» TASK BRIEF
Sift the listing for lines that hold the string "JSON" and pull them out.

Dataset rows

···

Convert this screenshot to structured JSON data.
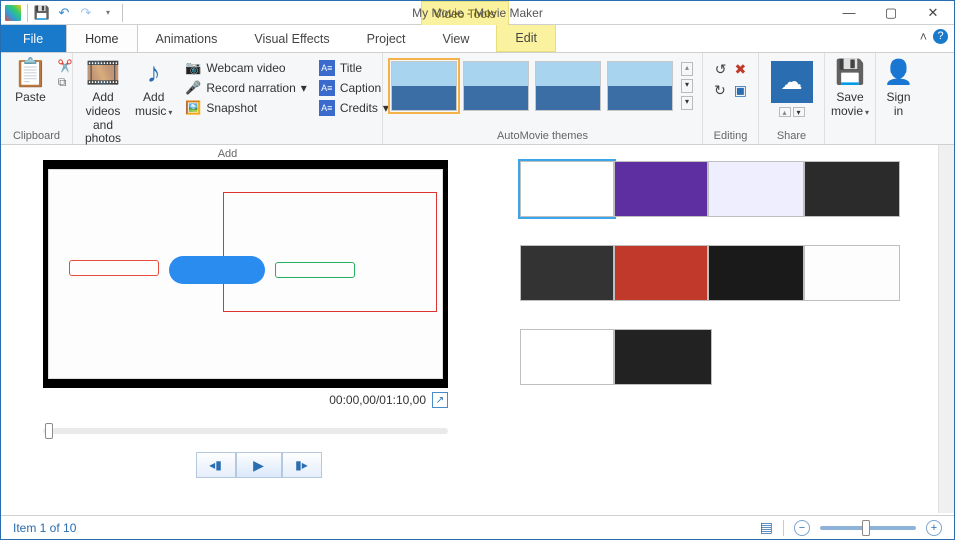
{
  "title": "My Movie - Movie Maker",
  "context_tab": "Video Tools",
  "tabs": {
    "file": "File",
    "home": "Home",
    "animations": "Animations",
    "vfx": "Visual Effects",
    "project": "Project",
    "view": "View",
    "edit": "Edit"
  },
  "ribbon": {
    "clipboard": {
      "label": "Clipboard",
      "paste": "Paste"
    },
    "add": {
      "label": "Add",
      "add_videos_line1": "Add videos",
      "add_videos_line2": "and photos",
      "add_music_line1": "Add",
      "add_music_line2": "music",
      "webcam": "Webcam video",
      "record": "Record narration",
      "snapshot": "Snapshot",
      "title": "Title",
      "caption": "Caption",
      "credits": "Credits"
    },
    "automovie": {
      "label": "AutoMovie themes"
    },
    "editing": {
      "label": "Editing"
    },
    "share": {
      "label": "Share"
    },
    "save_line1": "Save",
    "save_line2": "movie",
    "signin_line1": "Sign",
    "signin_line2": "in"
  },
  "playback": {
    "time": "00:00,00/01:10,00"
  },
  "status": {
    "item_text": "Item 1 of 10"
  }
}
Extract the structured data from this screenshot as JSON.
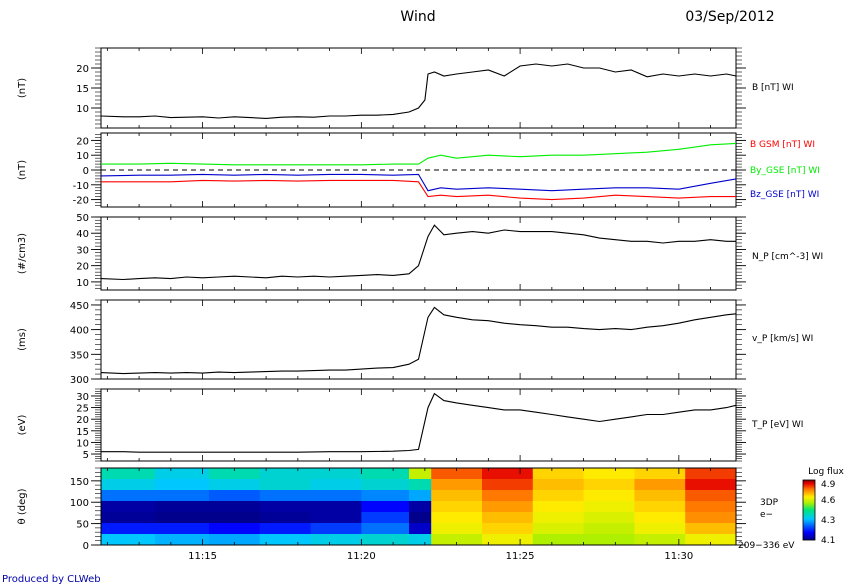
{
  "header": {
    "title": "Wind",
    "date": "03/Sep/2012"
  },
  "footer": {
    "credit": "Produced by CLWeb"
  },
  "time_axis": {
    "ticks": [
      "11:15",
      "11:20",
      "11:25",
      "11:30"
    ],
    "range_minutes": [
      "11:11.8",
      "11:31.8"
    ]
  },
  "colorbar": {
    "title": "Log flux",
    "ticks": [
      "4.9",
      "4.6",
      "4.3",
      "4.1"
    ],
    "range": [
      4.1,
      4.9
    ]
  },
  "colors": {
    "black": "#000000",
    "red": "#ff0000",
    "green": "#00ee00",
    "blue": "#0000cc",
    "credit": "#0000aa"
  },
  "chart_data": [
    {
      "id": "B",
      "type": "line",
      "ylabel": "(nT)",
      "ylim": [
        5,
        25
      ],
      "yticks": [
        10,
        15,
        20
      ],
      "series": [
        {
          "name": "B [nT] WI",
          "color": "#000000",
          "x": [
            11.8,
            12.5,
            13.0,
            13.5,
            14.0,
            14.5,
            15.0,
            15.5,
            16.0,
            16.5,
            17.0,
            17.5,
            18.0,
            18.5,
            19.0,
            19.5,
            20.0,
            20.5,
            21.0,
            21.5,
            21.8,
            22.0,
            22.1,
            22.3,
            22.6,
            23.0,
            23.5,
            24.0,
            24.5,
            25.0,
            25.5,
            26.0,
            26.5,
            27.0,
            27.5,
            28.0,
            28.5,
            29.0,
            29.5,
            30.0,
            30.5,
            31.0,
            31.5,
            31.8
          ],
          "y": [
            8,
            7.8,
            7.8,
            8.0,
            7.6,
            7.7,
            7.8,
            7.5,
            7.8,
            7.6,
            7.4,
            7.7,
            7.8,
            7.7,
            8.0,
            8.0,
            8.2,
            8.2,
            8.4,
            9.0,
            10.0,
            12.0,
            18.5,
            19.0,
            18.0,
            18.5,
            19.0,
            19.5,
            18.0,
            20.5,
            21.0,
            20.5,
            21.0,
            20.0,
            20.0,
            19.0,
            19.5,
            17.8,
            18.5,
            18.0,
            18.5,
            18.0,
            18.5,
            18.0
          ]
        }
      ]
    },
    {
      "id": "GSM",
      "type": "line",
      "ylabel": "(nT)",
      "ylim": [
        -25,
        25
      ],
      "yticks": [
        -20,
        -10,
        0,
        10,
        20
      ],
      "series": [
        {
          "name": "B GSM [nT] WI",
          "color": "#ff0000",
          "x": [
            11.8,
            13.0,
            14.0,
            15.0,
            16.0,
            17.0,
            18.0,
            19.0,
            20.0,
            21.0,
            21.8,
            22.1,
            22.5,
            23.0,
            24.0,
            25.0,
            26.0,
            27.0,
            28.0,
            29.0,
            30.0,
            31.0,
            31.8
          ],
          "y": [
            -8,
            -8,
            -8,
            -7,
            -7.5,
            -7,
            -7.5,
            -7,
            -7,
            -7,
            -8,
            -18,
            -17,
            -18,
            -17,
            -19,
            -20,
            -19,
            -17,
            -18,
            -19,
            -18,
            -18
          ]
        },
        {
          "name": "By_GSE [nT] WI",
          "color": "#00ee00",
          "x": [
            11.8,
            13.0,
            14.0,
            15.0,
            16.0,
            17.0,
            18.0,
            19.0,
            20.0,
            21.0,
            21.8,
            22.1,
            22.5,
            23.0,
            24.0,
            25.0,
            26.0,
            27.0,
            28.0,
            29.0,
            30.0,
            31.0,
            31.8
          ],
          "y": [
            4,
            4,
            4.5,
            4,
            3.5,
            3.5,
            3.5,
            3.5,
            3.5,
            4,
            4,
            8,
            10,
            8,
            10,
            9,
            10,
            10,
            11,
            12,
            14,
            17,
            18
          ]
        },
        {
          "name": "Bz_GSE [nT] WI",
          "color": "#0000cc",
          "x": [
            11.8,
            13.0,
            14.0,
            15.0,
            16.0,
            17.0,
            18.0,
            19.0,
            20.0,
            21.0,
            21.8,
            22.1,
            22.5,
            23.0,
            24.0,
            25.0,
            26.0,
            27.0,
            28.0,
            29.0,
            30.0,
            31.0,
            31.8
          ],
          "y": [
            -4,
            -3.5,
            -3.5,
            -3,
            -3.5,
            -3,
            -3.5,
            -3,
            -3,
            -3.5,
            -3,
            -14,
            -12,
            -13,
            -12,
            -13,
            -14,
            -13,
            -12,
            -12,
            -13,
            -9,
            -6
          ]
        },
        {
          "name": "",
          "color": "#000000",
          "dashed": true,
          "x": [
            11.8,
            31.8
          ],
          "y": [
            0,
            0
          ]
        }
      ]
    },
    {
      "id": "NP",
      "type": "line",
      "ylabel": "(#/cm3)",
      "ylim": [
        5,
        50
      ],
      "yticks": [
        10,
        20,
        30,
        40,
        50
      ],
      "series": [
        {
          "name": "N_P [cm^-3] WI",
          "color": "#000000",
          "x": [
            11.8,
            12.5,
            13.0,
            13.5,
            14.0,
            14.5,
            15.0,
            15.5,
            16.0,
            16.5,
            17.0,
            17.5,
            18.0,
            18.5,
            19.0,
            19.5,
            20.0,
            20.5,
            21.0,
            21.5,
            21.8,
            22.1,
            22.3,
            22.6,
            23.0,
            23.5,
            24.0,
            24.5,
            25.0,
            25.5,
            26.0,
            26.5,
            27.0,
            27.5,
            28.0,
            28.5,
            29.0,
            29.5,
            30.0,
            30.5,
            31.0,
            31.5,
            31.8
          ],
          "y": [
            12,
            11.5,
            12,
            12.5,
            12,
            13,
            12.5,
            13,
            13.5,
            13,
            12.5,
            13.5,
            13,
            13.5,
            13,
            13.5,
            14,
            14.5,
            14,
            15,
            20,
            38,
            45,
            39,
            40,
            41,
            40,
            42,
            41,
            41,
            41,
            40,
            39,
            37,
            36,
            35,
            35,
            34,
            35,
            35,
            36,
            35,
            35
          ]
        }
      ]
    },
    {
      "id": "VP",
      "type": "line",
      "ylabel": "(ms)",
      "ylim": [
        300,
        460
      ],
      "yticks": [
        300,
        350,
        400,
        450
      ],
      "series": [
        {
          "name": "v_P [km/s] WI",
          "color": "#000000",
          "x": [
            11.8,
            12.5,
            13.0,
            13.5,
            14.0,
            14.5,
            15.0,
            15.5,
            16.0,
            16.5,
            17.0,
            17.5,
            18.0,
            18.5,
            19.0,
            19.5,
            20.0,
            20.5,
            21.0,
            21.5,
            21.8,
            22.1,
            22.3,
            22.6,
            23.0,
            23.5,
            24.0,
            24.5,
            25.0,
            25.5,
            26.0,
            26.5,
            27.0,
            27.5,
            28.0,
            28.5,
            29.0,
            29.5,
            30.0,
            30.5,
            31.0,
            31.5,
            31.8
          ],
          "y": [
            313,
            311,
            312,
            313,
            312,
            313,
            312,
            314,
            313,
            314,
            315,
            316,
            316,
            317,
            318,
            318,
            320,
            322,
            323,
            330,
            340,
            425,
            445,
            430,
            425,
            420,
            418,
            413,
            410,
            408,
            405,
            405,
            402,
            400,
            402,
            400,
            405,
            408,
            413,
            420,
            425,
            430,
            432
          ]
        }
      ]
    },
    {
      "id": "TP",
      "type": "line",
      "ylabel": "(eV)",
      "ylim": [
        2,
        33
      ],
      "yticks": [
        5,
        10,
        15,
        20,
        25,
        30
      ],
      "series": [
        {
          "name": "T_P [eV] WI",
          "color": "#000000",
          "x": [
            11.8,
            12.5,
            13.0,
            14.0,
            15.0,
            16.0,
            17.0,
            18.0,
            19.0,
            20.0,
            21.0,
            21.5,
            21.8,
            22.1,
            22.3,
            22.6,
            23.0,
            23.5,
            24.0,
            24.5,
            25.0,
            25.5,
            26.0,
            26.5,
            27.0,
            27.5,
            28.0,
            28.5,
            29.0,
            29.5,
            30.0,
            30.5,
            31.0,
            31.5,
            31.8
          ],
          "y": [
            6,
            6,
            5.8,
            5.8,
            5.8,
            5.8,
            5.8,
            5.8,
            6,
            6,
            6.2,
            6.5,
            7,
            25,
            31,
            28,
            27,
            26,
            25,
            24,
            24,
            23,
            22,
            21,
            20,
            19,
            20,
            21,
            22,
            22,
            23,
            24,
            24,
            25,
            26
          ]
        }
      ]
    },
    {
      "id": "3DP",
      "type": "heatmap",
      "ylabel": "θ (deg)",
      "ylim": [
        0,
        180
      ],
      "yticks": [
        0,
        50,
        100,
        150
      ],
      "label_lines": [
        "3DP",
        "e−"
      ],
      "energy_label": "209−336 eV",
      "x_edges": [
        11.8,
        13.5,
        15.2,
        16.8,
        18.4,
        20.0,
        21.5,
        22.2,
        23.8,
        25.4,
        27.0,
        28.6,
        30.2,
        31.8
      ],
      "rows_top_to_bottom": [
        [
          4.45,
          4.4,
          4.45,
          4.42,
          4.42,
          4.45,
          4.62,
          4.8,
          4.85,
          4.7,
          4.68,
          4.7,
          4.82
        ],
        [
          4.4,
          4.38,
          4.4,
          4.42,
          4.4,
          4.42,
          4.45,
          4.75,
          4.82,
          4.72,
          4.7,
          4.75,
          4.85
        ],
        [
          4.3,
          4.3,
          4.28,
          4.3,
          4.3,
          4.32,
          4.35,
          4.72,
          4.78,
          4.7,
          4.68,
          4.72,
          4.8
        ],
        [
          4.12,
          4.11,
          4.11,
          4.12,
          4.12,
          4.2,
          4.12,
          4.7,
          4.75,
          4.68,
          4.66,
          4.7,
          4.78
        ],
        [
          4.11,
          4.1,
          4.1,
          4.11,
          4.12,
          4.25,
          4.1,
          4.68,
          4.72,
          4.66,
          4.64,
          4.68,
          4.76
        ],
        [
          4.22,
          4.22,
          4.2,
          4.22,
          4.25,
          4.3,
          4.15,
          4.66,
          4.7,
          4.64,
          4.62,
          4.66,
          4.72
        ],
        [
          4.38,
          4.36,
          4.35,
          4.38,
          4.4,
          4.42,
          4.4,
          4.62,
          4.66,
          4.6,
          4.6,
          4.62,
          4.66
        ]
      ]
    }
  ]
}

···

» SOLUTION TO THE PROBLEM
Convert this screenshot to structured JSON data.
Extract the structured data from this screenshot as JSON.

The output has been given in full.